§ WHAT THE TASK ASKS
From the entries that follow, list every line in which the string "Hospital" appears.

§ DATASET EXCERPTS
****

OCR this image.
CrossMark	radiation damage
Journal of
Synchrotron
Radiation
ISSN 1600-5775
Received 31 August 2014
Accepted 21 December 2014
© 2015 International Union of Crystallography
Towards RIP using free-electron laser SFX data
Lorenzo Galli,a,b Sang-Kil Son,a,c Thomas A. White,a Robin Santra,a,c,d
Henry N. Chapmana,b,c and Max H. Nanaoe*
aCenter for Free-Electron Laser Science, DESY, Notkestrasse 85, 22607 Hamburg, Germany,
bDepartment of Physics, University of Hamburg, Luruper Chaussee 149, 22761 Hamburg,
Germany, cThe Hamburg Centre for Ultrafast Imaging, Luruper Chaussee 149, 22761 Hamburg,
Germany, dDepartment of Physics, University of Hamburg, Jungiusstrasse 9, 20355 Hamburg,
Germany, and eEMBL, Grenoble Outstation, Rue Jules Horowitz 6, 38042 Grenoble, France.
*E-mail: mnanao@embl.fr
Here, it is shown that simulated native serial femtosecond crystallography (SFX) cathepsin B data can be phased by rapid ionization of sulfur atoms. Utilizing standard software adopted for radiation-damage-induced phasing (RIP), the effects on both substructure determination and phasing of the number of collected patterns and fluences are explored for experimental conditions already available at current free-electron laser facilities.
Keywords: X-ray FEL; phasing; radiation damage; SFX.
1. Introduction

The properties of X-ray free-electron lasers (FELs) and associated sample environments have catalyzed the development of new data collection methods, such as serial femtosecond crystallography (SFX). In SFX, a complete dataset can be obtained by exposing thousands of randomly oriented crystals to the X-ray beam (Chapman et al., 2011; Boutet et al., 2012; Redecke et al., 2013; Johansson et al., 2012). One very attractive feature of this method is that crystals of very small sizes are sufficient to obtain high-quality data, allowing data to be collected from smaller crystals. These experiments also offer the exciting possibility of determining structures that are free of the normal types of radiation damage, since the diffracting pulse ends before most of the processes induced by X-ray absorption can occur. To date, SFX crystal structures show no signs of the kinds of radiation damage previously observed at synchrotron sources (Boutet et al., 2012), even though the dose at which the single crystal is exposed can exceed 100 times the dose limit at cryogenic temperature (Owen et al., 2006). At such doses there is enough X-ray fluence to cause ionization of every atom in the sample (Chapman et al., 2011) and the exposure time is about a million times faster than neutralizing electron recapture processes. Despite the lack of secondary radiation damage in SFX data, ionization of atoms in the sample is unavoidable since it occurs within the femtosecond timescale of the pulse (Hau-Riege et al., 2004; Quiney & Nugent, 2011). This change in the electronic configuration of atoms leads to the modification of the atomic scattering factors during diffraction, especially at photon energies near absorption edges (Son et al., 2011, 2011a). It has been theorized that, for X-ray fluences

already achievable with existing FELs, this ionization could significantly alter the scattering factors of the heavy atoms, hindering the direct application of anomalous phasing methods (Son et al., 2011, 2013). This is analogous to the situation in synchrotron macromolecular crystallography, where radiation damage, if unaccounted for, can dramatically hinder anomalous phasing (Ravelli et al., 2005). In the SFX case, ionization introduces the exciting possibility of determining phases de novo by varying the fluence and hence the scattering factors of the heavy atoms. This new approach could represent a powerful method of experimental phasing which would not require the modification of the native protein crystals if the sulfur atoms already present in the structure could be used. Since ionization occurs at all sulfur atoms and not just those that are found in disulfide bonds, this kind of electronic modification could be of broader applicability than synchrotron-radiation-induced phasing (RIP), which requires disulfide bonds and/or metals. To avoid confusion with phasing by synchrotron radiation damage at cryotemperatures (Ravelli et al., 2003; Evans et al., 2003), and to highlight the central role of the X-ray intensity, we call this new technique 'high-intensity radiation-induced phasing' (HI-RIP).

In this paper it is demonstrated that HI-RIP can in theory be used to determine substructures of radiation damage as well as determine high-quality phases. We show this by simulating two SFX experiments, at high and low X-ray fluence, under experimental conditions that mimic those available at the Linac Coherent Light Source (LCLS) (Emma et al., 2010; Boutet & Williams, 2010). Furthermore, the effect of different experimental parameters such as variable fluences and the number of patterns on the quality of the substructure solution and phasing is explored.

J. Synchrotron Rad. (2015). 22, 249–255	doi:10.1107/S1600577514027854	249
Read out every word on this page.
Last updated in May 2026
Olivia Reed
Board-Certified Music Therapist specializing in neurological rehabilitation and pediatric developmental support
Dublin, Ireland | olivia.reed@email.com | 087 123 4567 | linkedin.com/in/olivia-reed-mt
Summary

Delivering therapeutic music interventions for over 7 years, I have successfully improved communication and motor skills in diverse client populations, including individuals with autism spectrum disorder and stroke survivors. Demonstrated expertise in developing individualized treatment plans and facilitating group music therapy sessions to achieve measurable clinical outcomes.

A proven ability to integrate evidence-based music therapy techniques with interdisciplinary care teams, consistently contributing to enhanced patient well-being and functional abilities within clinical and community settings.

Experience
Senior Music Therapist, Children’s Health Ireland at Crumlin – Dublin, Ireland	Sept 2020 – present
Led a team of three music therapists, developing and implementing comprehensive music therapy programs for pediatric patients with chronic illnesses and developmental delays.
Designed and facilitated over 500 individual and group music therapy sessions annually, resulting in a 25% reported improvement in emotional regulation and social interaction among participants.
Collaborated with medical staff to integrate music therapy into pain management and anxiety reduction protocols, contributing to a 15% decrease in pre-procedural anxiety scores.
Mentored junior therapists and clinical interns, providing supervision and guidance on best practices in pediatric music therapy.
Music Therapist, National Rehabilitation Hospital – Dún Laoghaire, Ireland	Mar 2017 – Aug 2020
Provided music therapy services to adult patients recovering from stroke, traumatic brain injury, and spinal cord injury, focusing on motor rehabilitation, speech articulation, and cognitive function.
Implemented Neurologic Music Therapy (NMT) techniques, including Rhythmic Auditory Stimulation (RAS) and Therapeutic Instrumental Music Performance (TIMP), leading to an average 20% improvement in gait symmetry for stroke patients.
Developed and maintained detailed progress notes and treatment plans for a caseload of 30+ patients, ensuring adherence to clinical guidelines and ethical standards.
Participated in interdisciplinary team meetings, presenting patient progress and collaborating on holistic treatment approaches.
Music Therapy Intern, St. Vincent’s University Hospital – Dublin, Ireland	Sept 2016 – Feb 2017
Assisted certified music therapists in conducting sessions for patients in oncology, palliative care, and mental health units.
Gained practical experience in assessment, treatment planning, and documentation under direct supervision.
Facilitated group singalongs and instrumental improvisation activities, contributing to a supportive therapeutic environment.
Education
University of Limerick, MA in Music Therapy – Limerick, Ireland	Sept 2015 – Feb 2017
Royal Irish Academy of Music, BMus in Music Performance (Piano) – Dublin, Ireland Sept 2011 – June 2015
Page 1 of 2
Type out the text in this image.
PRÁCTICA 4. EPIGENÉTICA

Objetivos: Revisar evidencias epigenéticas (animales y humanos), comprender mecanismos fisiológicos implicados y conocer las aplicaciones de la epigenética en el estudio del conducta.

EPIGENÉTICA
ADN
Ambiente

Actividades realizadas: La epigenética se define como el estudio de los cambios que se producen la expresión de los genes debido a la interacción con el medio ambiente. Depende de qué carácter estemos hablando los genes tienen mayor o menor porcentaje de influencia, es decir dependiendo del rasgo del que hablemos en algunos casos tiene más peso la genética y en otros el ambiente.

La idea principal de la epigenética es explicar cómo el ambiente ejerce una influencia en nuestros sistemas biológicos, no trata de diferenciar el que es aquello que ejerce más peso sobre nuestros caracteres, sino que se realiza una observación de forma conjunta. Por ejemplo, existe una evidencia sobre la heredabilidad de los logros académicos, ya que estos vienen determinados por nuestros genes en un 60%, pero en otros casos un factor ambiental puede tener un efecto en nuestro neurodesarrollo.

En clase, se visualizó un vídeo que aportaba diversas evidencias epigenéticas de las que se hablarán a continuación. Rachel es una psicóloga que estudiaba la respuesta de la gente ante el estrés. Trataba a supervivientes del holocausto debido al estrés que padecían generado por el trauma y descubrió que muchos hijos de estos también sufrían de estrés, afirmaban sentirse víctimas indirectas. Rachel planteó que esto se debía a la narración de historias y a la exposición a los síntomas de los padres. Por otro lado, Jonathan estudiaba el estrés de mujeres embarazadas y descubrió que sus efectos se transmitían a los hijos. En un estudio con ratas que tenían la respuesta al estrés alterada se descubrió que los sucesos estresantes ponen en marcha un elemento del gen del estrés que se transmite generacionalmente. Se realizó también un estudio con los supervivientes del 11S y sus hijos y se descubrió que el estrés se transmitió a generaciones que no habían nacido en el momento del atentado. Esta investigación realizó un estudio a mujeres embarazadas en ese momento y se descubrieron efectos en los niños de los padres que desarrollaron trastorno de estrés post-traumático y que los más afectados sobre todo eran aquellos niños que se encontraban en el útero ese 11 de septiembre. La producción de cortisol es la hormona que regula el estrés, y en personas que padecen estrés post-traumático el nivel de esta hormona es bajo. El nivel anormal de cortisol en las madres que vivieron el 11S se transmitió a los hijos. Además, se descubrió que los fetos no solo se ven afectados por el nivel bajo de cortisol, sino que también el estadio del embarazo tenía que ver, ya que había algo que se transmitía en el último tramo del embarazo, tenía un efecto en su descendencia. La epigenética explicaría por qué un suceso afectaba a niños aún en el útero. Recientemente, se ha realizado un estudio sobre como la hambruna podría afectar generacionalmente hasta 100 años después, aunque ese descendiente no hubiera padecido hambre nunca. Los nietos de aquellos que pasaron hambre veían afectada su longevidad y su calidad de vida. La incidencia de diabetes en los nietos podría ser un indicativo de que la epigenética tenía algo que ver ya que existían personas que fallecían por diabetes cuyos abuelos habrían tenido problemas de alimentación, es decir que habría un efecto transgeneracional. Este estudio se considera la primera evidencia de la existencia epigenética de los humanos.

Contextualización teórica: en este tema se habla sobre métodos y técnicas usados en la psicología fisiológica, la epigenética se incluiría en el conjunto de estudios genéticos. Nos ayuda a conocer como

****

§ SOLUTION TO THIS TASK
Music Therapist, National Rehabilitation Hospital – Dún Laoghaire, Ireland	Mar 2017 – Aug 2020
Music Therapy Intern, St. Vincent’s University Hospital – Dublin, Ireland	Sept 2016 – Feb 2017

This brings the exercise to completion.